» DATA EXTRACT:

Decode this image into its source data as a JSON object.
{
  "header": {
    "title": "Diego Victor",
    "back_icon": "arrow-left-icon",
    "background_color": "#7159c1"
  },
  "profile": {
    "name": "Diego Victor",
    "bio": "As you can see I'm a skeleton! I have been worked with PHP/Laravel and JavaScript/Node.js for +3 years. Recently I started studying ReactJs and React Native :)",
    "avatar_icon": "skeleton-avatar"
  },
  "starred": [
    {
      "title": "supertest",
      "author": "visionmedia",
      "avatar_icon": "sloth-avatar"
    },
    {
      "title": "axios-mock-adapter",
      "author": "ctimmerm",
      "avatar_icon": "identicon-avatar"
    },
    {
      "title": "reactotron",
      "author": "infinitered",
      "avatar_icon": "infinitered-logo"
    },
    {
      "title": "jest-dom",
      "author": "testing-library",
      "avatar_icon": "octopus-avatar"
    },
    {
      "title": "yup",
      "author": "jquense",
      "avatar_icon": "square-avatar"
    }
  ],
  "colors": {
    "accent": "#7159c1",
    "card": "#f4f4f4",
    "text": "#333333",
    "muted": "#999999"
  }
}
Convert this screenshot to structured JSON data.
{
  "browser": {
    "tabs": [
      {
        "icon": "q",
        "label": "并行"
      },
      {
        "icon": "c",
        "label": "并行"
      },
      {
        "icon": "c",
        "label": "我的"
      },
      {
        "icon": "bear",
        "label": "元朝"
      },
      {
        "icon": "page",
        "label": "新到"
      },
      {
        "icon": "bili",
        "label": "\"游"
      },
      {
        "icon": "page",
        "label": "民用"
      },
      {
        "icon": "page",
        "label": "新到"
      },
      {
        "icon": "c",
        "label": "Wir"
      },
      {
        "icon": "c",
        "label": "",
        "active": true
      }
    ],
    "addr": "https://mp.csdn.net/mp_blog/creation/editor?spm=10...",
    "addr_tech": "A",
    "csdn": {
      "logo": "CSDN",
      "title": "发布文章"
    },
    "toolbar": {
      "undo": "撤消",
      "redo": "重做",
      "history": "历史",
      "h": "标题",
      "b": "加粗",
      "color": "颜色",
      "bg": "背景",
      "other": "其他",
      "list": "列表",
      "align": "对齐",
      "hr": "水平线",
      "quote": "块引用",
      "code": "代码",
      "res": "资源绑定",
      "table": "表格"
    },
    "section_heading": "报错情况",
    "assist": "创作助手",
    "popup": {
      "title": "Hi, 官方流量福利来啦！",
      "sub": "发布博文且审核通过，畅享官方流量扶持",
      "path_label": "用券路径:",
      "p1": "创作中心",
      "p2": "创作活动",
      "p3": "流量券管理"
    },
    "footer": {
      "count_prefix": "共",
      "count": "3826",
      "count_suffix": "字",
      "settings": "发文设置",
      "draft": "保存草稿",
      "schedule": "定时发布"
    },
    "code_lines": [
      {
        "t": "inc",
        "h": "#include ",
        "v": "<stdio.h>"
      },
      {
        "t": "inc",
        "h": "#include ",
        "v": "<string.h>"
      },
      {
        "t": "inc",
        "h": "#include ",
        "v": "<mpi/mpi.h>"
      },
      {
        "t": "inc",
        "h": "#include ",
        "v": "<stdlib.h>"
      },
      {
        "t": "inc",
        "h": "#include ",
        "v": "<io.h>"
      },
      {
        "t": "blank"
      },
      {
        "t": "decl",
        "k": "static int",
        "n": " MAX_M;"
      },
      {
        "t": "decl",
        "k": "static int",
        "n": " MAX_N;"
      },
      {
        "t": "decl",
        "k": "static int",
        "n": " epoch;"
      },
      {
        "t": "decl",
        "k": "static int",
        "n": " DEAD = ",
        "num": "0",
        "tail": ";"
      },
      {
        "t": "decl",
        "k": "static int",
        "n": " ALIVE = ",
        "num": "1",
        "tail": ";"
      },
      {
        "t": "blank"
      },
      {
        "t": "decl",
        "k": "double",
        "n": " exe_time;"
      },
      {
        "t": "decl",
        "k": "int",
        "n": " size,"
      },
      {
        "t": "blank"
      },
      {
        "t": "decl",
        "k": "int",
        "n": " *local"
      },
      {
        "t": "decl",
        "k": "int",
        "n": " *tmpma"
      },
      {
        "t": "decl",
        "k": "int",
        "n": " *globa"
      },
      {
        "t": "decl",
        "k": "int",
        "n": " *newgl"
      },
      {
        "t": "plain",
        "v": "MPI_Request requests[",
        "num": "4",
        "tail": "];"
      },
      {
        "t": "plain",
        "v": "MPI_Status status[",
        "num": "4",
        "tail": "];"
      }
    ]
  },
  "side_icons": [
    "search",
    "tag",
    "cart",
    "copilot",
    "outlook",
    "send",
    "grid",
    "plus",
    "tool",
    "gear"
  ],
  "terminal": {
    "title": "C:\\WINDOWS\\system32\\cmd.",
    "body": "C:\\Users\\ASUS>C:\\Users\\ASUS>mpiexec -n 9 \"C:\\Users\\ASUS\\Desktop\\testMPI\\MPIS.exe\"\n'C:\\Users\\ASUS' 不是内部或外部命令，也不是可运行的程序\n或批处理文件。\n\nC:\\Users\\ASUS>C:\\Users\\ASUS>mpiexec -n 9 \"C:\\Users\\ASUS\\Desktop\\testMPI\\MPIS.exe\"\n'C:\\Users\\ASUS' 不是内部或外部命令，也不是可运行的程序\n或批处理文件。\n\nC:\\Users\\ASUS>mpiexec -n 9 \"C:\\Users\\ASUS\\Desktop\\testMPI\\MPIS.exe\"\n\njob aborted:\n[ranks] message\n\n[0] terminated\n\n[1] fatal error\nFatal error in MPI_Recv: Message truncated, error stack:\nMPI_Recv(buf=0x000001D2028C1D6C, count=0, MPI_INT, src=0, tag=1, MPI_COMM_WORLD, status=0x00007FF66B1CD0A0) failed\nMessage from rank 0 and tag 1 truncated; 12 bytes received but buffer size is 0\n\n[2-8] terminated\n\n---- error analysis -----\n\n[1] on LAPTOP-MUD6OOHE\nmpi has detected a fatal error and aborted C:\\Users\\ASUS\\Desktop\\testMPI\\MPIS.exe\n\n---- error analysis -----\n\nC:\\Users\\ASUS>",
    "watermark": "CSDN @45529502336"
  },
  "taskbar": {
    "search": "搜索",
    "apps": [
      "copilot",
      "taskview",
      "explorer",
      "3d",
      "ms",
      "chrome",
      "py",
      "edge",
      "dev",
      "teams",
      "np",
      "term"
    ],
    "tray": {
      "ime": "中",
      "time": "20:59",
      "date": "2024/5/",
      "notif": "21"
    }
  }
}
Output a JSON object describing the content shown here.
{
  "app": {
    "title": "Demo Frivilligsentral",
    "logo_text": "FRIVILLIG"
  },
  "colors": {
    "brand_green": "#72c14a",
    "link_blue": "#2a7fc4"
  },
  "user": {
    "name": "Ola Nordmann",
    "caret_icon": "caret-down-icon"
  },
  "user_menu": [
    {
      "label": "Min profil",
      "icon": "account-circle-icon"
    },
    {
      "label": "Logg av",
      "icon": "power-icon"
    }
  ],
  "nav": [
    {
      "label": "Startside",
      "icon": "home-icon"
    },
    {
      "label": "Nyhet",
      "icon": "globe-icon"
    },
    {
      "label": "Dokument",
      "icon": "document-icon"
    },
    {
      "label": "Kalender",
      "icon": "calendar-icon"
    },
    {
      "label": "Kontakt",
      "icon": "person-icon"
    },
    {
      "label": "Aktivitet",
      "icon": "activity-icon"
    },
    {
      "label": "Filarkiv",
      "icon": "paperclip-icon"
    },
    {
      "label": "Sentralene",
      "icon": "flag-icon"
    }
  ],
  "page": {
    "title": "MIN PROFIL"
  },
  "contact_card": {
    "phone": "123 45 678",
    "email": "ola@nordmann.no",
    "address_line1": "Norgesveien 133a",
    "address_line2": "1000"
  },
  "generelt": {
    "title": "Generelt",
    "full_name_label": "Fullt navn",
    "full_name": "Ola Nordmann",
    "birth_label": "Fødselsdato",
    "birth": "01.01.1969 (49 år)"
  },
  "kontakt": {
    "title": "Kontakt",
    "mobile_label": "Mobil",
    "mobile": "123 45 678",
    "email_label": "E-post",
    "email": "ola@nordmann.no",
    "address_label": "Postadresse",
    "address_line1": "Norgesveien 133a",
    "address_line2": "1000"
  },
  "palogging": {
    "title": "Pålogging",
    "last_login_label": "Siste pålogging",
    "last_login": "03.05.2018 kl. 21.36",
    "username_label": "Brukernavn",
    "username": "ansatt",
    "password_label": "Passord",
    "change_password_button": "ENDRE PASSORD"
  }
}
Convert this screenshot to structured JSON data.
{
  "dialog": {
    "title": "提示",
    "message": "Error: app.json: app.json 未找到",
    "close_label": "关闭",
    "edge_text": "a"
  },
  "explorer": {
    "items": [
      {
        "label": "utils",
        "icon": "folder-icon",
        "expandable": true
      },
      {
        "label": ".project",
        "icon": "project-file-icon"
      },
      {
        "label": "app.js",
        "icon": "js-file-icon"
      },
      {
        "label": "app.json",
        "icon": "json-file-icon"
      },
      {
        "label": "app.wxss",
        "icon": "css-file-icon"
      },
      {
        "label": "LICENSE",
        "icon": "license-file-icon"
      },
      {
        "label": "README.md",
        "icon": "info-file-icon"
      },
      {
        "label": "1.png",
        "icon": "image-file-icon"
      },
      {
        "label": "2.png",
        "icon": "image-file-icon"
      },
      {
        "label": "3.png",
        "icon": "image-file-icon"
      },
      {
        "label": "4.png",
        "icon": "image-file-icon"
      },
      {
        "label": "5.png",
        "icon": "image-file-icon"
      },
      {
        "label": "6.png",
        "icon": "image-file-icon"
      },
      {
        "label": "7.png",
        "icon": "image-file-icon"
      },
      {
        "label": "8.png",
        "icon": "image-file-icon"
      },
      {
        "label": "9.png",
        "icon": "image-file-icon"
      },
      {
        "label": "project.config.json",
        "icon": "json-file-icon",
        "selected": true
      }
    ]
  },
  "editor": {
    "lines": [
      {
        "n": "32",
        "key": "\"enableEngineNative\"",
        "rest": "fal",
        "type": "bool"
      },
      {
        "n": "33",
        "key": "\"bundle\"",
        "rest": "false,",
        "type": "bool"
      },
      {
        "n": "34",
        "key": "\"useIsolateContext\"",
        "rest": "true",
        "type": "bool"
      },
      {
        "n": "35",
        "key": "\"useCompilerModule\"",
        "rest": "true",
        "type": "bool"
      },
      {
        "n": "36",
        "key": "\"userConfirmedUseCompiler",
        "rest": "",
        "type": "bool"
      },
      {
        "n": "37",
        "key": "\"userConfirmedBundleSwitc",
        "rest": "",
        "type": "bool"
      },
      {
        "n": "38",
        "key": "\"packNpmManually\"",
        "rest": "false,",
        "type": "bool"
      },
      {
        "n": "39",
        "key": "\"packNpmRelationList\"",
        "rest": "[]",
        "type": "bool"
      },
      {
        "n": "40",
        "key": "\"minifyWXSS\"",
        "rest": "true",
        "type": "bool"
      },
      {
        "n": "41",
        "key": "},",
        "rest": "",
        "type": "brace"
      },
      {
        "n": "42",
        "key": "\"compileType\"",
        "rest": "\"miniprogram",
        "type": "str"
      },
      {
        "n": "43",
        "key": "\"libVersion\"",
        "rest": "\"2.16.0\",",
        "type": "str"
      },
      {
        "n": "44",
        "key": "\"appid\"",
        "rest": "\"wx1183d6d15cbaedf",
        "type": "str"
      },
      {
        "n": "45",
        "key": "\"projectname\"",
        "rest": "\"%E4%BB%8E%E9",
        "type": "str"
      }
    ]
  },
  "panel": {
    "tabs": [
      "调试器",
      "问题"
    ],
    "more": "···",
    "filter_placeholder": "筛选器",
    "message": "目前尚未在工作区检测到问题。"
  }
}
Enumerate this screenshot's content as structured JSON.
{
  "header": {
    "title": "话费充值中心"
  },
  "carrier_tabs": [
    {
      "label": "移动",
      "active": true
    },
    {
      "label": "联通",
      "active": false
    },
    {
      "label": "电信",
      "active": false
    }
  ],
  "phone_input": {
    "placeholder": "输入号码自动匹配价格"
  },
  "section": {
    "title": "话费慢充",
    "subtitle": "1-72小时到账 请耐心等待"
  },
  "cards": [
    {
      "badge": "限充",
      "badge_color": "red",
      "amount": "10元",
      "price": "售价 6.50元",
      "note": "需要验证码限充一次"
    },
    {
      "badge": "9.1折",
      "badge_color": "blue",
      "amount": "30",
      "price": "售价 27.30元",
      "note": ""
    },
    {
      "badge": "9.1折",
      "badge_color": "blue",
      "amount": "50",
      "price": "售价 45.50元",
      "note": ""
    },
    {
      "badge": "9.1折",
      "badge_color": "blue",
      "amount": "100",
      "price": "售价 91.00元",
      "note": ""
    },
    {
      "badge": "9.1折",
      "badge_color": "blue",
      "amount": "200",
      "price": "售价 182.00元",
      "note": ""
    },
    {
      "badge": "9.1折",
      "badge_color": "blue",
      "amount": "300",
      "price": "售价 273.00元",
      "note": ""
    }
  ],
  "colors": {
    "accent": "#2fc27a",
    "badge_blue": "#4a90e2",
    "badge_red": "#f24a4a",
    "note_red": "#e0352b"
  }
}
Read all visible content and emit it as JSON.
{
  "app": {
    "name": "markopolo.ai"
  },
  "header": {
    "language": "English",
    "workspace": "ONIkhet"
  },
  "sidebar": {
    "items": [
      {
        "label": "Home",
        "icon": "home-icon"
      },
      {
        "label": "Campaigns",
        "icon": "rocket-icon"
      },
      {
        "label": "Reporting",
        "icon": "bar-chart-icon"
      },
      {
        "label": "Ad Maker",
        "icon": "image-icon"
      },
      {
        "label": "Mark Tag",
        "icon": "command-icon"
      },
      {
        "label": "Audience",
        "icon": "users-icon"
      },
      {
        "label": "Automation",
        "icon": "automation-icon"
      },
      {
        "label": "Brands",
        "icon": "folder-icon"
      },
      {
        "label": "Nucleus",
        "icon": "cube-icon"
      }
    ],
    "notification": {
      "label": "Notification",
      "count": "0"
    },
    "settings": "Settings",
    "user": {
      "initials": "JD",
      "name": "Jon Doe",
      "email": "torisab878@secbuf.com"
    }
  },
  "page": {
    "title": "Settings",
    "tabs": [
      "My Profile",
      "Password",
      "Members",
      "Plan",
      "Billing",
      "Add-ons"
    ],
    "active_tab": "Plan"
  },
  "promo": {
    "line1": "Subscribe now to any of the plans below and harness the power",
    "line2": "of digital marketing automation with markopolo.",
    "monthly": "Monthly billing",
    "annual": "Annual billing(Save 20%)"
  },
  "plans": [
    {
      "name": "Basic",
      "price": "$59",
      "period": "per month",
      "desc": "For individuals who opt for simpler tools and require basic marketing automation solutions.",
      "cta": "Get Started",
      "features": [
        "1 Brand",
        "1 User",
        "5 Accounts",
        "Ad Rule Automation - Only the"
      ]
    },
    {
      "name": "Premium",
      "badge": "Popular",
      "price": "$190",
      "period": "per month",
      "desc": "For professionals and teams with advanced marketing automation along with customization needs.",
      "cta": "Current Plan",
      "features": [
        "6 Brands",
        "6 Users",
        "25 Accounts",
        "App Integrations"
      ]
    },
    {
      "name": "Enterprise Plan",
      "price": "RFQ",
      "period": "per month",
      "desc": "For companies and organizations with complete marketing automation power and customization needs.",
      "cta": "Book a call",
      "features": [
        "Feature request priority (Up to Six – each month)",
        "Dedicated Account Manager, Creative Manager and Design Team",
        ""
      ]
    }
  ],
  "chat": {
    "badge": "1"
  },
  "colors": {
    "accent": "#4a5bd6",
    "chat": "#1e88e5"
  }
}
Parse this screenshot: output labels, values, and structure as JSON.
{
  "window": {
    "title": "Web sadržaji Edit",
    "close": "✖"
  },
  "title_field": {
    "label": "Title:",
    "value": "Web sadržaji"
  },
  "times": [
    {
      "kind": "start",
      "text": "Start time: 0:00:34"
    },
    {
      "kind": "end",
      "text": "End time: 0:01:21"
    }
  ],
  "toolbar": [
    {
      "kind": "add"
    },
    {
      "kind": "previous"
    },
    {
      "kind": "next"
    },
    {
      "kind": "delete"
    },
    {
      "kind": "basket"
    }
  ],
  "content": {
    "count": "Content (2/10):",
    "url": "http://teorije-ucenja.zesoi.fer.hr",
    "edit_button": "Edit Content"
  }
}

» WHAT THE TASK REQUIRES: Copy every line of the listing where the word "true" appears.

» CORRECT RESULT:
        "active": true
        "expandable": true
        "selected": true
        "rest": "true",
        "rest": "true",
        "rest": "true",
      "active": true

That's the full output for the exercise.